(Raw records)
━━━━━━━━━━━━━━━━━━━━

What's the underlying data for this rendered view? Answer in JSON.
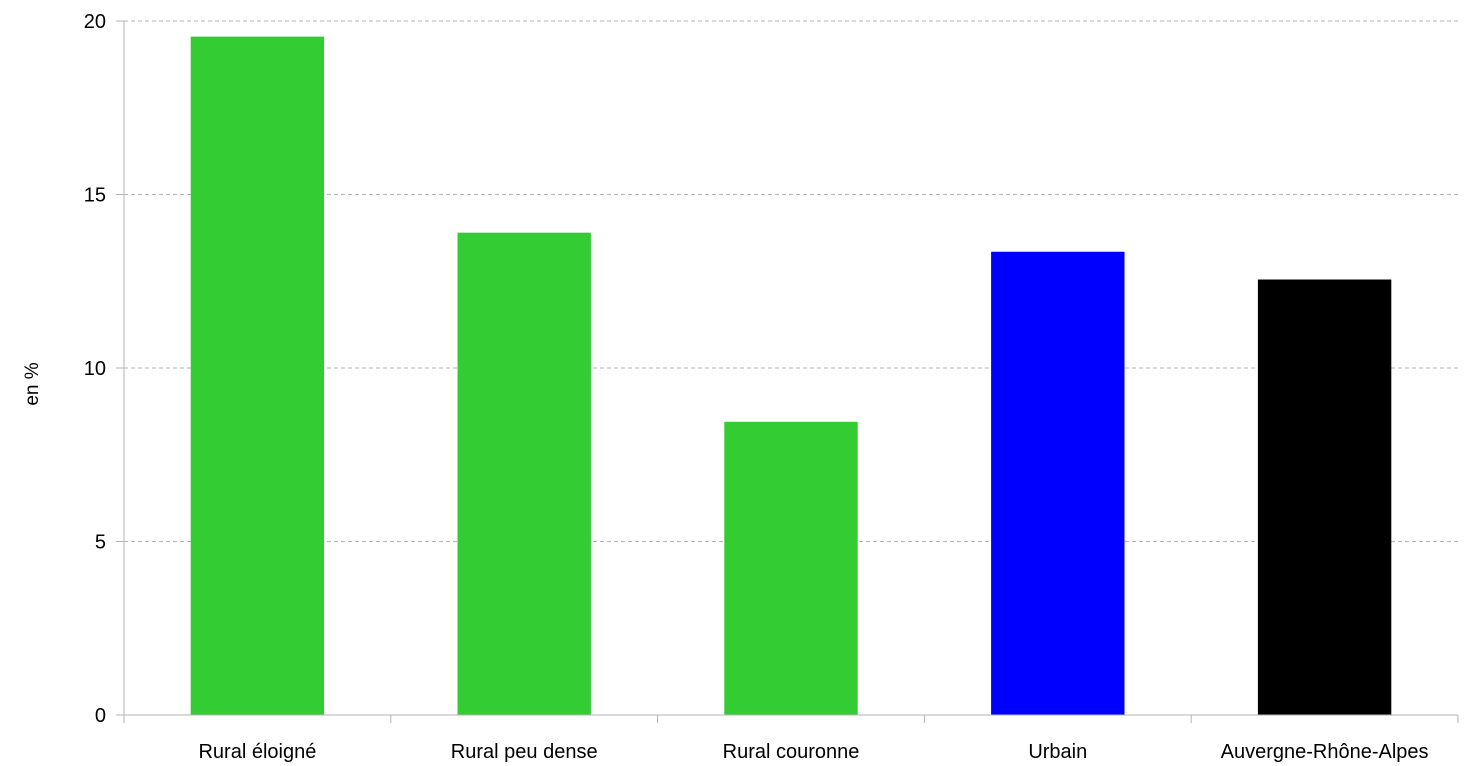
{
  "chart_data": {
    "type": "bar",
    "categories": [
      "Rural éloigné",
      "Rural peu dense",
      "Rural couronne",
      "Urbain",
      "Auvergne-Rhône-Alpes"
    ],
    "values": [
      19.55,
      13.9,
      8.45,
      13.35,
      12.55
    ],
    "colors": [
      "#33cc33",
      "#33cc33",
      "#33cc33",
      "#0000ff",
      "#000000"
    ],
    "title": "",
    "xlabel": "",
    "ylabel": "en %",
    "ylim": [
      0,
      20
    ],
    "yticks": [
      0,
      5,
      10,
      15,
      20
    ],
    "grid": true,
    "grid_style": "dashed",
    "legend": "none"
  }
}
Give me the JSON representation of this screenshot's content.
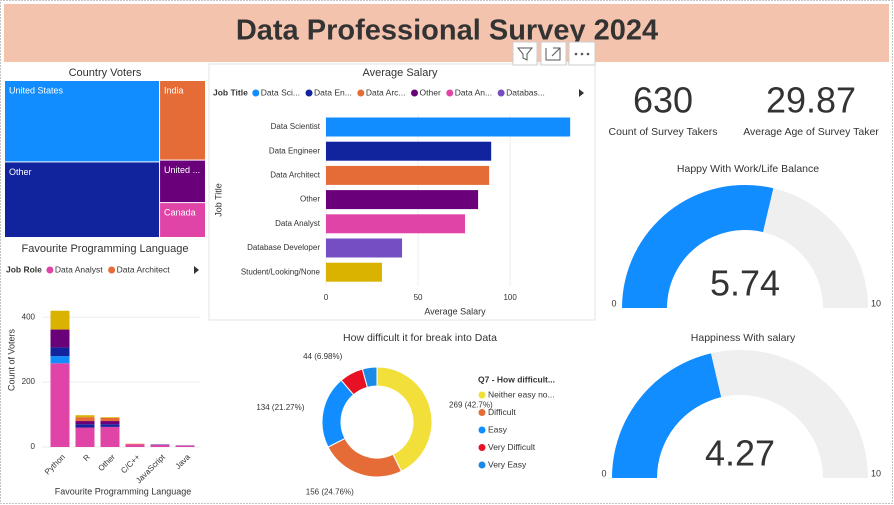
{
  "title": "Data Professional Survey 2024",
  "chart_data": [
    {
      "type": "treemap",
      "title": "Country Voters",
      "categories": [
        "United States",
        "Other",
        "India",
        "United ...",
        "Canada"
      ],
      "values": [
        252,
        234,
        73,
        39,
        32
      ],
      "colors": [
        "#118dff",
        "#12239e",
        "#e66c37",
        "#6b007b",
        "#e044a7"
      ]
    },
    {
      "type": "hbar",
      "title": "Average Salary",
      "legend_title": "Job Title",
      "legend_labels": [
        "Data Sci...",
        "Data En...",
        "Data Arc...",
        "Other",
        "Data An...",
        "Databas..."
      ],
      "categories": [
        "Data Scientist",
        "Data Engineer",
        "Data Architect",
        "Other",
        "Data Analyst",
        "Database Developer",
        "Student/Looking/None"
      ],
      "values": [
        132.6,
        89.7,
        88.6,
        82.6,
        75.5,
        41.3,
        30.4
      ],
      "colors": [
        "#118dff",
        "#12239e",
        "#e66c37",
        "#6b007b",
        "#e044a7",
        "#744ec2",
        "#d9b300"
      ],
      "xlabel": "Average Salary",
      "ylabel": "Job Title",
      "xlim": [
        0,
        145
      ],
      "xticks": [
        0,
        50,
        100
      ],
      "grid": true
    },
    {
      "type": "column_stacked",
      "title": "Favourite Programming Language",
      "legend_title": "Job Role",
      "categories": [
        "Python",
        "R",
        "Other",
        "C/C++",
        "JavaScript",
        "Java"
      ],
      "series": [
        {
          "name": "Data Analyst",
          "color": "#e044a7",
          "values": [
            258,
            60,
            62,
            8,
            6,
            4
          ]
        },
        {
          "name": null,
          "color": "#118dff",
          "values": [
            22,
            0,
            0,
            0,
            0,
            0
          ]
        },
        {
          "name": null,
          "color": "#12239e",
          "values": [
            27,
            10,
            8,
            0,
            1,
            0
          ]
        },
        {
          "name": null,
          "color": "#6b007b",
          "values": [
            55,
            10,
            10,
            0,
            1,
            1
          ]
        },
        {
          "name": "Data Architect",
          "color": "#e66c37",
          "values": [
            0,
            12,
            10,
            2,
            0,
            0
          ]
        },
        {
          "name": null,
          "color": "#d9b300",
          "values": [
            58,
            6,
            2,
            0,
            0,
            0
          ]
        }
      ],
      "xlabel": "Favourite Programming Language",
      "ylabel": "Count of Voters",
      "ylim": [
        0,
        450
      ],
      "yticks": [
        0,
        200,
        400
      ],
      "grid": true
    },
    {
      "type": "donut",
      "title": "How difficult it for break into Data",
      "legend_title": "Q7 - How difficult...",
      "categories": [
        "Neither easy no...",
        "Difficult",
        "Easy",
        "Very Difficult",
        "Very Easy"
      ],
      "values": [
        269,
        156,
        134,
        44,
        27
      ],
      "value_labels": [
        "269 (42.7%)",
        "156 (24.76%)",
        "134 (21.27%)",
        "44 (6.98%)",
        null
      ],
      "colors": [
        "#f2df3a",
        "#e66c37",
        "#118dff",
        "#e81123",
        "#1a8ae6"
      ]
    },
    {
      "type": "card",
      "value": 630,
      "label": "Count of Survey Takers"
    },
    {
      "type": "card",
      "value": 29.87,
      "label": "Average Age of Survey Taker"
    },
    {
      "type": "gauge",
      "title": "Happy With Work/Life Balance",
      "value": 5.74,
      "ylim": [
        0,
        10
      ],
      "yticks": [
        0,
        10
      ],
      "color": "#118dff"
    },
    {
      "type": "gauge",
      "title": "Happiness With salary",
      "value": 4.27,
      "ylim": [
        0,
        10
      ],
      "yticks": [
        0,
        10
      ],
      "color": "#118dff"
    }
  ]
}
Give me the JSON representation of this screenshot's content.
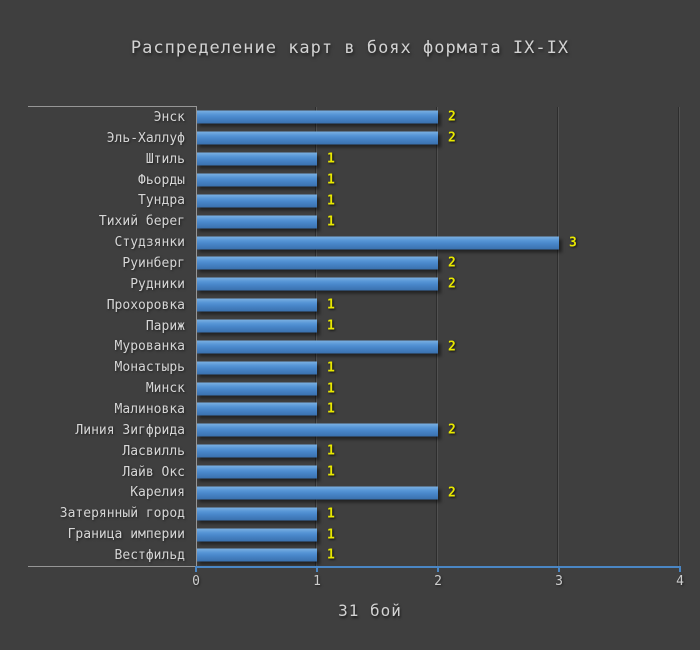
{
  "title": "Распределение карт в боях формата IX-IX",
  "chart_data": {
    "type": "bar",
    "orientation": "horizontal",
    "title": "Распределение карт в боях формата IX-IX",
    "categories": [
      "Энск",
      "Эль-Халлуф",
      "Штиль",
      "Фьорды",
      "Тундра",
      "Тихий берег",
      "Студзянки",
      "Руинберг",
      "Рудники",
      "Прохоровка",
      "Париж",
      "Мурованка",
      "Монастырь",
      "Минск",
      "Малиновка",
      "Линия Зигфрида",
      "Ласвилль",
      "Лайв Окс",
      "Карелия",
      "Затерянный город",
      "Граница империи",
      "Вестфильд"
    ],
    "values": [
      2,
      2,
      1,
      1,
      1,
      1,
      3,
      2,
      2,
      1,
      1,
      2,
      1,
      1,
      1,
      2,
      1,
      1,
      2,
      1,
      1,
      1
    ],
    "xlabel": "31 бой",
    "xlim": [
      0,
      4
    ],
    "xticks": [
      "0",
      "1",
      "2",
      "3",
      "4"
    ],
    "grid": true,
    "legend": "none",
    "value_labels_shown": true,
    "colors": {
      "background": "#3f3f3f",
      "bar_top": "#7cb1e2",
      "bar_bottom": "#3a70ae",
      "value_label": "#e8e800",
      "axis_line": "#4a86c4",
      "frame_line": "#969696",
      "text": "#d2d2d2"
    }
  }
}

━━━━━━━━━━━━━━━━━━━━

▸ Your task
Print the entries above exactly, taking out only the pictures.

▸ Result for this task
What's the underlying data for this rendered view? Answer in JSON.
{
  "chart_data": {
    "type": "bar",
    "categories": [
      "Rural éloigné",
      "Rural peu dense",
      "Rural couronne",
      "Urbain",
      "Auvergne-Rhône-Alpes"
    ],
    "values": [
      19.55,
      13.9,
      8.45,
      13.35,
      12.55
    ],
    "colors": [
      "#33cc33",
      "#33cc33",
      "#33cc33",
      "#0000ff",
      "#000000"
    ],
    "title": "",
    "xlabel": "",
    "ylabel": "en %",
    "ylim": [
      0,
      20
    ],
    "yticks": [
      0,
      5,
      10,
      15,
      20
    ],
    "grid": true,
    "grid_style": "dashed",
    "legend": "none"
  }
}
Give me the JSON representation of this screenshot's content.
{
  "title": "Data Professional Survey 2024",
  "chart_data": [
    {
      "type": "treemap",
      "title": "Country Voters",
      "categories": [
        "United States",
        "Other",
        "India",
        "United ...",
        "Canada"
      ],
      "values": [
        252,
        234,
        73,
        39,
        32
      ],
      "colors": [
        "#118dff",
        "#12239e",
        "#e66c37",
        "#6b007b",
        "#e044a7"
      ]
    },
    {
      "type": "hbar",
      "title": "Average Salary",
      "legend_title": "Job Title",
      "legend_labels": [
        "Data Sci...",
        "Data En...",
        "Data Arc...",
        "Other",
        "Data An...",
        "Databas..."
      ],
      "categories": [
        "Data Scientist",
        "Data Engineer",
        "Data Architect",
        "Other",
        "Data Analyst",
        "Database Developer",
        "Student/Looking/None"
      ],
      "values": [
        132.6,
        89.7,
        88.6,
        82.6,
        75.5,
        41.3,
        30.4
      ],
      "colors": [
        "#118dff",
        "#12239e",
        "#e66c37",
        "#6b007b",
        "#e044a7",
        "#744ec2",
        "#d9b300"
      ],
      "xlabel": "Average Salary",
      "ylabel": "Job Title",
      "xlim": [
        0,
        145
      ],
      "xticks": [
        0,
        50,
        100
      ],
      "grid": true
    },
    {
      "type": "column_stacked",
      "title": "Favourite Programming Language",
      "legend_title": "Job Role",
      "categories": [
        "Python",
        "R",
        "Other",
        "C/C++",
        "JavaScript",
        "Java"
      ],
      "series": [
        {
          "name": "Data Analyst",
          "color": "#e044a7",
          "values": [
            258,
            60,
            62,
            8,
            6,
            4
          ]
        },
        {
          "name": null,
          "color": "#118dff",
          "values": [
            22,
            0,
            0,
            0,
            0,
            0
          ]
        },
        {
          "name": null,
          "color": "#12239e",
          "values": [
            27,
            10,
            8,
            0,
            1,
            0
          ]
        },
        {
          "name": null,
          "color": "#6b007b",
          "values": [
            55,
            10,
            10,
            0,
            1,
            1
          ]
        },
        {
          "name": "Data Architect",
          "color": "#e66c37",
          "values": [
            0,
            12,
            10,
            2,
            0,
            0
          ]
        },
        {
          "name": null,
          "color": "#d9b300",
          "values": [
            58,
            6,
            2,
            0,
            0,
            0
          ]
        }
      ],
      "xlabel": "Favourite Programming Language",
      "ylabel": "Count of Voters",
      "ylim": [
        0,
        450
      ],
      "yticks": [
        0,
        200,
        400
      ],
      "grid": true
    },
    {
      "type": "donut",
      "title": "How difficult it for break into Data",
      "legend_title": "Q7 - How difficult...",
      "categories": [
        "Neither easy no...",
        "Difficult",
        "Easy",
        "Very Difficult",
        "Very Easy"
      ],
      "values": [
        269,
        156,
        134,
        44,
        27
      ],
      "value_labels": [
        "269 (42.7%)",
        "156 (24.76%)",
        "134 (21.27%)",
        "44 (6.98%)",
        null
      ],
      "colors": [
        "#f2df3a",
        "#e66c37",
        "#118dff",
        "#e81123",
        "#1a8ae6"
      ]
    },
    {
      "type": "card",
      "value": 630,
      "label": "Count of Survey Takers"
    },
    {
      "type": "card",
      "value": 29.87,
      "label": "Average Age of Survey Taker"
    },
    {
      "type": "gauge",
      "title": "Happy With Work/Life Balance",
      "value": 5.74,
      "ylim": [
        0,
        10
      ],
      "yticks": [
        0,
        10
      ],
      "color": "#118dff"
    },
    {
      "type": "gauge",
      "title": "Happiness With salary",
      "value": 4.27,
      "ylim": [
        0,
        10
      ],
      "yticks": [
        0,
        10
      ],
      "color": "#118dff"
    }
  ]
}
Give me the JSON representation of this screenshot's content.
{
  "title": "Распределение карт в боях формата IX-IX",
  "chart_data": {
    "type": "bar",
    "orientation": "horizontal",
    "title": "Распределение карт в боях формата IX-IX",
    "categories": [
      "Энск",
      "Эль-Халлуф",
      "Штиль",
      "Фьорды",
      "Тундра",
      "Тихий берег",
      "Студзянки",
      "Руинберг",
      "Рудники",
      "Прохоровка",
      "Париж",
      "Мурованка",
      "Монастырь",
      "Минск",
      "Малиновка",
      "Линия Зигфрида",
      "Ласвилль",
      "Лайв Окс",
      "Карелия",
      "Затерянный город",
      "Граница империи",
      "Вестфильд"
    ],
    "values": [
      2,
      2,
      1,
      1,
      1,
      1,
      3,
      2,
      2,
      1,
      1,
      2,
      1,
      1,
      1,
      2,
      1,
      1,
      2,
      1,
      1,
      1
    ],
    "xlabel": "31 бой",
    "xlim": [
      0,
      4
    ],
    "xticks": [
      "0",
      "1",
      "2",
      "3",
      "4"
    ],
    "grid": true,
    "legend": "none",
    "value_labels_shown": true,
    "colors": {
      "background": "#3f3f3f",
      "bar_top": "#7cb1e2",
      "bar_bottom": "#3a70ae",
      "value_label": "#e8e800",
      "axis_line": "#4a86c4",
      "frame_line": "#969696",
      "text": "#d2d2d2"
    }
  }
}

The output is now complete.